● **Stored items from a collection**
-- start --

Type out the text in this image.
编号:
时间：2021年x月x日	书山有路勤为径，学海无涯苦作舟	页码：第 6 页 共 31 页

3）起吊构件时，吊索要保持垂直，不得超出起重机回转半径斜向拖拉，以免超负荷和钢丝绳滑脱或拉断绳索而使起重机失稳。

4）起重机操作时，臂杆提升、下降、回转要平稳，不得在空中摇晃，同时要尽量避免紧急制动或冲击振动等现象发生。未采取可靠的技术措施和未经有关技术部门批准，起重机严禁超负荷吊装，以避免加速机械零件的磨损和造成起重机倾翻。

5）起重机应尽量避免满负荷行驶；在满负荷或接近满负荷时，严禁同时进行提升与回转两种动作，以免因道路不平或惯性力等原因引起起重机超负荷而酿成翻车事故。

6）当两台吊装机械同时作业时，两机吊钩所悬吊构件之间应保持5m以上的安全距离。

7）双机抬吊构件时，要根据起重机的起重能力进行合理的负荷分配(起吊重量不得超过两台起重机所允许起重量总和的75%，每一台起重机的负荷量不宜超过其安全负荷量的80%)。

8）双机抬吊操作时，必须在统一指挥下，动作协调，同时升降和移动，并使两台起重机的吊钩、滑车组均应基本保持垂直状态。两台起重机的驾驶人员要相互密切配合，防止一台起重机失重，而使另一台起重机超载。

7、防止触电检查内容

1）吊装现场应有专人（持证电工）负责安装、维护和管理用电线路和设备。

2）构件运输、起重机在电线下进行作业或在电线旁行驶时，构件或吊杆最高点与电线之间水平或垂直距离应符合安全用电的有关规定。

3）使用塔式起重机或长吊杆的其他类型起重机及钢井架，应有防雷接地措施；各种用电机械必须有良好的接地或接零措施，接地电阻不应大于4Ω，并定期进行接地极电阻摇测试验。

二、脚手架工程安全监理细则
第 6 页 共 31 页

-- end --
-- start --

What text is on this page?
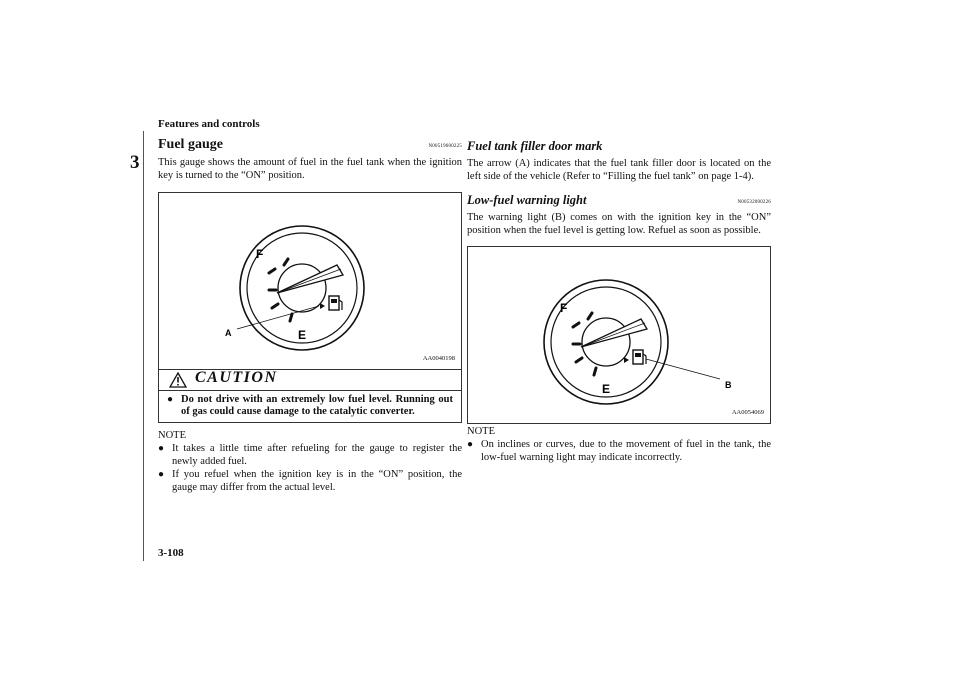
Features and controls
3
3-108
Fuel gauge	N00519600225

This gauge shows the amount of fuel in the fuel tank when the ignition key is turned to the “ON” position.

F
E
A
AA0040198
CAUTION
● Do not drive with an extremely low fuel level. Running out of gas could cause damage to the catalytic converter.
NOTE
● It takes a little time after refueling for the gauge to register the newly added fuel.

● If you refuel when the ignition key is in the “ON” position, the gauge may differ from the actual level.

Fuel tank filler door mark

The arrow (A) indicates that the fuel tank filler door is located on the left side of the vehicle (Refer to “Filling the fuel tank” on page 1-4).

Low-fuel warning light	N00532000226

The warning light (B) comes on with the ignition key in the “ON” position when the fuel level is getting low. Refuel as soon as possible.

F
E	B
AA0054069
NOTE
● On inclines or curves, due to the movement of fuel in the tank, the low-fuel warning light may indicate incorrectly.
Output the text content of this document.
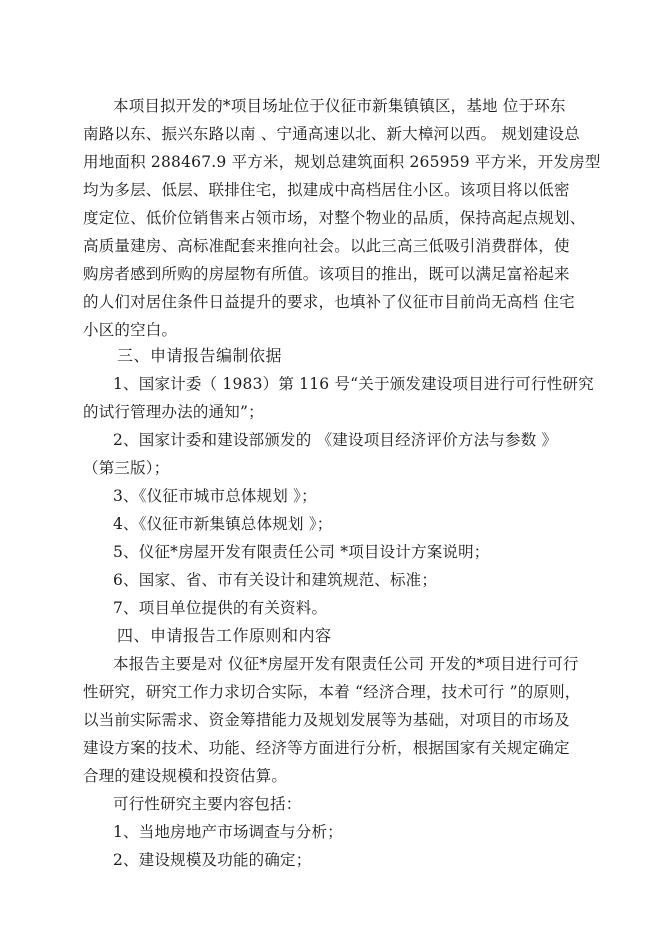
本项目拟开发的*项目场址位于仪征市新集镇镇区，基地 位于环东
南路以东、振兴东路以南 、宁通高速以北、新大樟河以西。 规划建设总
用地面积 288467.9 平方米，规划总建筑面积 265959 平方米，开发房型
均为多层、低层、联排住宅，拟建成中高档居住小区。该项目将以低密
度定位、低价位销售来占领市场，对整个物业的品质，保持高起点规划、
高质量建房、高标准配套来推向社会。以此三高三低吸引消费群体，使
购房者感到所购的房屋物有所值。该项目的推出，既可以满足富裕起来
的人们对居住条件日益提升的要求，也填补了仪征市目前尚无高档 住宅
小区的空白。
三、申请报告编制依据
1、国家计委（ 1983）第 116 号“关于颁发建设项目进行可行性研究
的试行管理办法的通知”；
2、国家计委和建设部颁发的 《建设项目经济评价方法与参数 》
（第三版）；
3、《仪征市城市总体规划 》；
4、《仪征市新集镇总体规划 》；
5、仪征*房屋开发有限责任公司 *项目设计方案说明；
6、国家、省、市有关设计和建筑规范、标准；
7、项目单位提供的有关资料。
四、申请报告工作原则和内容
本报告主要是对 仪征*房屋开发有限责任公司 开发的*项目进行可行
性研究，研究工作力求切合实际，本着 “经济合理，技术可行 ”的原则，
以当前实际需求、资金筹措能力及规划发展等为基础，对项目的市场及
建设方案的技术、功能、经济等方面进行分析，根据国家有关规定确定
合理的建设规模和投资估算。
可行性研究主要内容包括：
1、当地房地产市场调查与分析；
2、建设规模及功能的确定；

-- end --

● **SHORT PROBLEM**
Copy out each line of the entries that holds "warning".

● **FINAL RESULT**
Low-fuel warning light	N00532000226
The warning light (B) comes on with the ignition key in the “ON” position when the fuel level is getting low. Refuel as soon as possible.
● On inclines or curves, due to the movement of fuel in the tank, the low-fuel warning light may indicate incorrectly.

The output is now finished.